Stored items from a collection

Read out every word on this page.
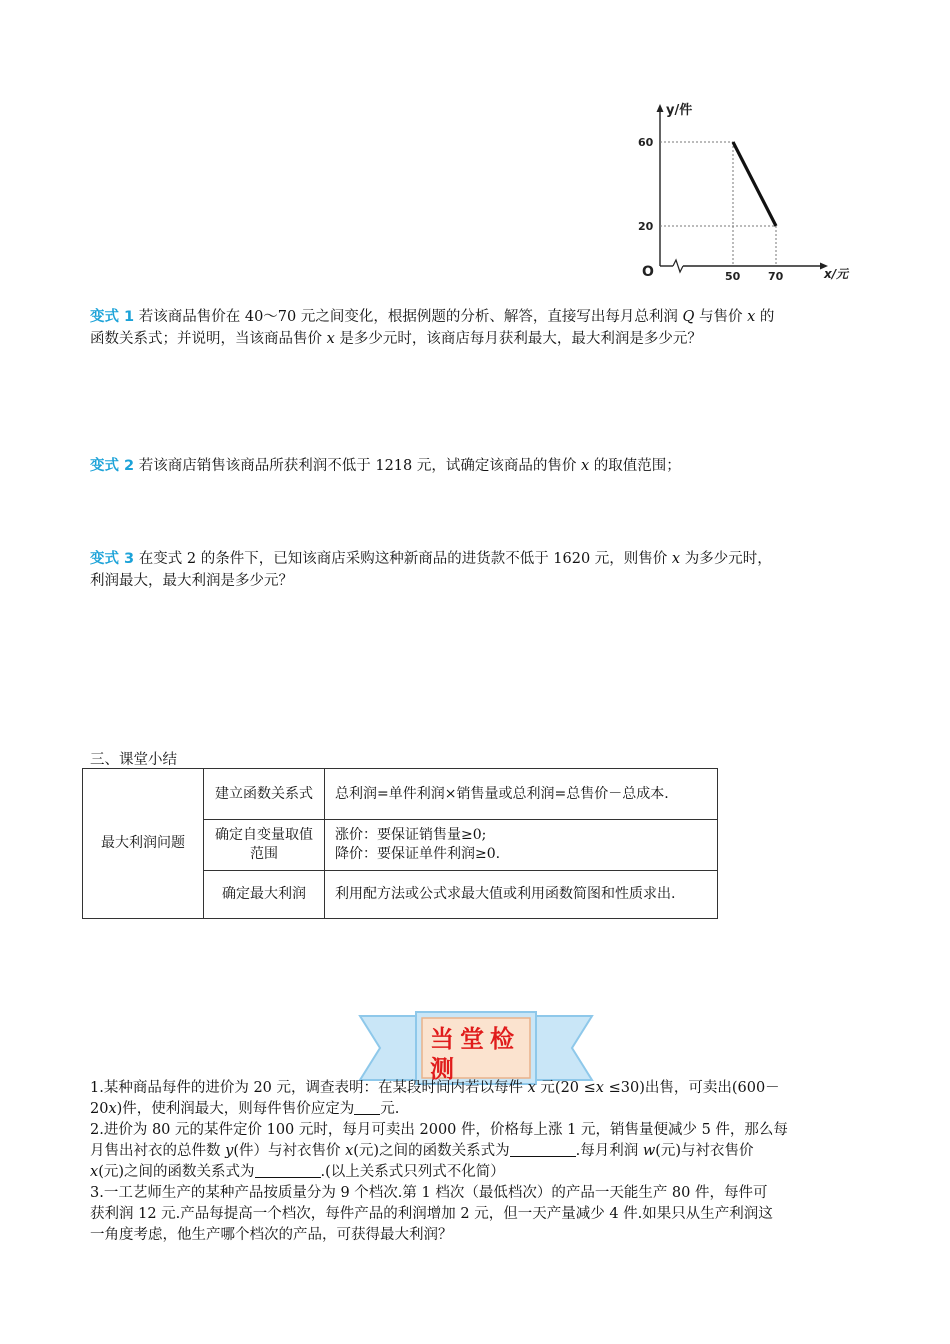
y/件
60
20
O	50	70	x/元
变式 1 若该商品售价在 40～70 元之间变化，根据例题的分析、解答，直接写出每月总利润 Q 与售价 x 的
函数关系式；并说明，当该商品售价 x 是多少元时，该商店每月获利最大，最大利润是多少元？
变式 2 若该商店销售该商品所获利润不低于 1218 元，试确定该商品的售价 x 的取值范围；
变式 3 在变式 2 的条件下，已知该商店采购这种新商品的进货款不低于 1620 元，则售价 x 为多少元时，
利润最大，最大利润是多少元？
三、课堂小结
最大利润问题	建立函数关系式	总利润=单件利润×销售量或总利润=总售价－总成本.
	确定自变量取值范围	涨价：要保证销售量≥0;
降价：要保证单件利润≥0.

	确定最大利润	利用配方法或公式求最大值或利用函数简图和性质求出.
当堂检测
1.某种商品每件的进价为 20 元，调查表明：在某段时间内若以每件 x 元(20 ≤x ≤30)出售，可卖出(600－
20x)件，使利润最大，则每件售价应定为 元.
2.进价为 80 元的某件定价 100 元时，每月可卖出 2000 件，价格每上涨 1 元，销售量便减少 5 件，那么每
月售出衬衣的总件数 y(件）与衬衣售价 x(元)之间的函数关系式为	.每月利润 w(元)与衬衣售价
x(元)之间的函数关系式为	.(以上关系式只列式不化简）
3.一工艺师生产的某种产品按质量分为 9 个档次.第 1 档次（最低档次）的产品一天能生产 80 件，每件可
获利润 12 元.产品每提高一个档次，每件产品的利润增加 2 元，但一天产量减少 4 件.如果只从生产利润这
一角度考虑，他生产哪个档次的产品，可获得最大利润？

---

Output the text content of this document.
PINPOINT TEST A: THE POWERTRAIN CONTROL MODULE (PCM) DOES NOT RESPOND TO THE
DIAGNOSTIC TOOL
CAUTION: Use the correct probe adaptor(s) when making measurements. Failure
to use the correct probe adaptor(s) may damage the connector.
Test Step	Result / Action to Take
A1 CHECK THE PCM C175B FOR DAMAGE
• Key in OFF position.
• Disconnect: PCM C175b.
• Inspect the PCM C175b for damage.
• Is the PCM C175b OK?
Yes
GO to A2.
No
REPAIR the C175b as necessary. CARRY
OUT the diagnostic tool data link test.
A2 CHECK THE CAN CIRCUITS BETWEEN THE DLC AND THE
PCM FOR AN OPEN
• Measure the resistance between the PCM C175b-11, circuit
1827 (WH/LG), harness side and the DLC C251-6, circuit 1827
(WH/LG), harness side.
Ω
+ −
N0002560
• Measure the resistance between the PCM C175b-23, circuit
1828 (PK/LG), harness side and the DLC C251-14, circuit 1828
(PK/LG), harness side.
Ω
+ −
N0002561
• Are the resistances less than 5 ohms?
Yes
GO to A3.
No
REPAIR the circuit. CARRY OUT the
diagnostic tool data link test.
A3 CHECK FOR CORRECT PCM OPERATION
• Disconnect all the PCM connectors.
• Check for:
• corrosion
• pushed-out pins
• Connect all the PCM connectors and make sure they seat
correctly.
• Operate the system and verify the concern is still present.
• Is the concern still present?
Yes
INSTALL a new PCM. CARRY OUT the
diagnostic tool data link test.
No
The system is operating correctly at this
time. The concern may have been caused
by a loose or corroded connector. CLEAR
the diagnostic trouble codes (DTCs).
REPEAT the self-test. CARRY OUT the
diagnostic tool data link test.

---

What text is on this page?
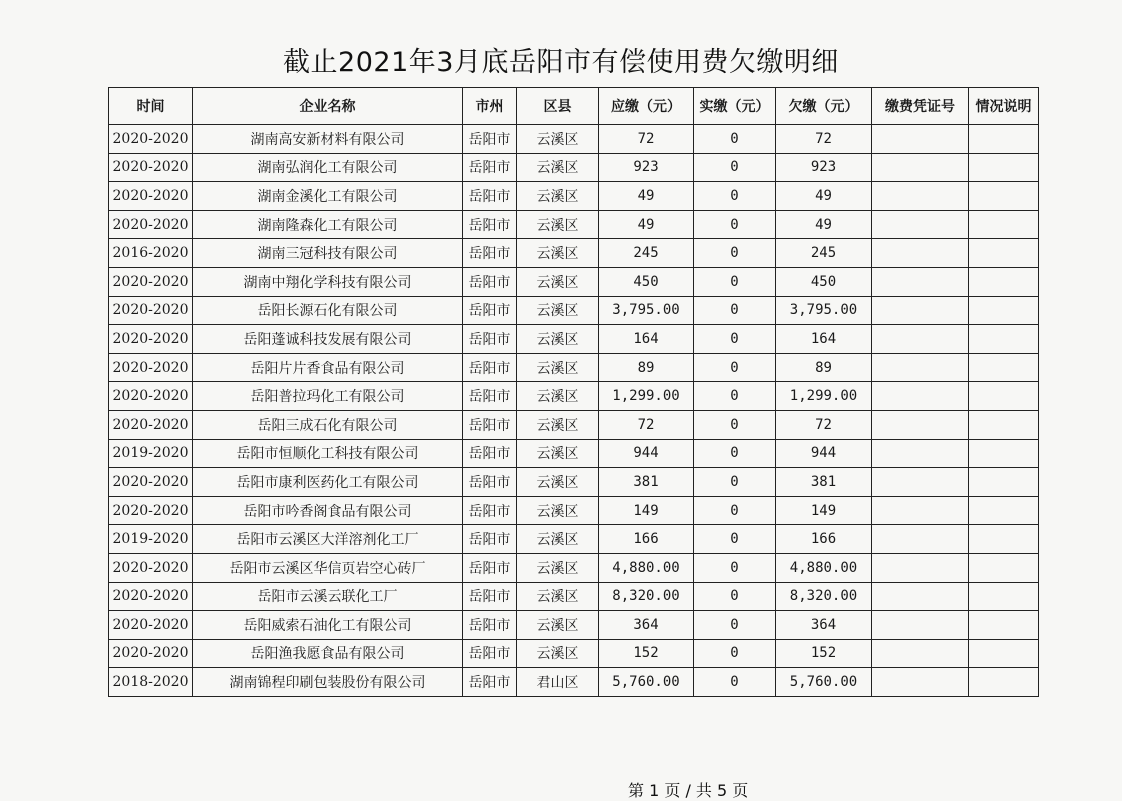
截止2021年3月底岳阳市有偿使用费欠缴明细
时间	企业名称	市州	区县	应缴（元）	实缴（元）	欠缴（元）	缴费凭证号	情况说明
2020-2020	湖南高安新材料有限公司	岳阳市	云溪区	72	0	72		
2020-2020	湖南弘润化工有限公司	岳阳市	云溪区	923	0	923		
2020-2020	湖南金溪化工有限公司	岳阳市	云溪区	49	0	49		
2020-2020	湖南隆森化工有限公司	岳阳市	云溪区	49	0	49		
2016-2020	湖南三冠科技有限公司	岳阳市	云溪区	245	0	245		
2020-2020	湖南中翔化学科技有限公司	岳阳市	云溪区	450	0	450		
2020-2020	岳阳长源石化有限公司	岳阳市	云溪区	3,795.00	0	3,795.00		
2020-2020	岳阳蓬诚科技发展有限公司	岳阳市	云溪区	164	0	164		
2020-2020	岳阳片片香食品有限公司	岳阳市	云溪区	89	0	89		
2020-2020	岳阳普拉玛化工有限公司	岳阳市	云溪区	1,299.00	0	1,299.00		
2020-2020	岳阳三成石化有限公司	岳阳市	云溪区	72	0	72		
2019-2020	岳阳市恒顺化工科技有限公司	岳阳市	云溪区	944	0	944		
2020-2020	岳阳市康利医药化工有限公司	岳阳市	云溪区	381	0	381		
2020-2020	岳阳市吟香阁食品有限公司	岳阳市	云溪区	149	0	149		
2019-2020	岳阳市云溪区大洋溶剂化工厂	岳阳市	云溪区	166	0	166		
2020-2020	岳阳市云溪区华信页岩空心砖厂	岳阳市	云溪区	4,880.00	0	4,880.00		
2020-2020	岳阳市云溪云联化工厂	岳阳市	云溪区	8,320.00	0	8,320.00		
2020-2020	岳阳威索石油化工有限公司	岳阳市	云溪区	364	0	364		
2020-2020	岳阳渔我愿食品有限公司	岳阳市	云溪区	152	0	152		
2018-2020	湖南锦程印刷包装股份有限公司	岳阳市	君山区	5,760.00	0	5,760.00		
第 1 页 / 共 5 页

Exercise instructions — Tally the lines of the listing above that include the word "connectors". Answer with the number alone.

In response — 2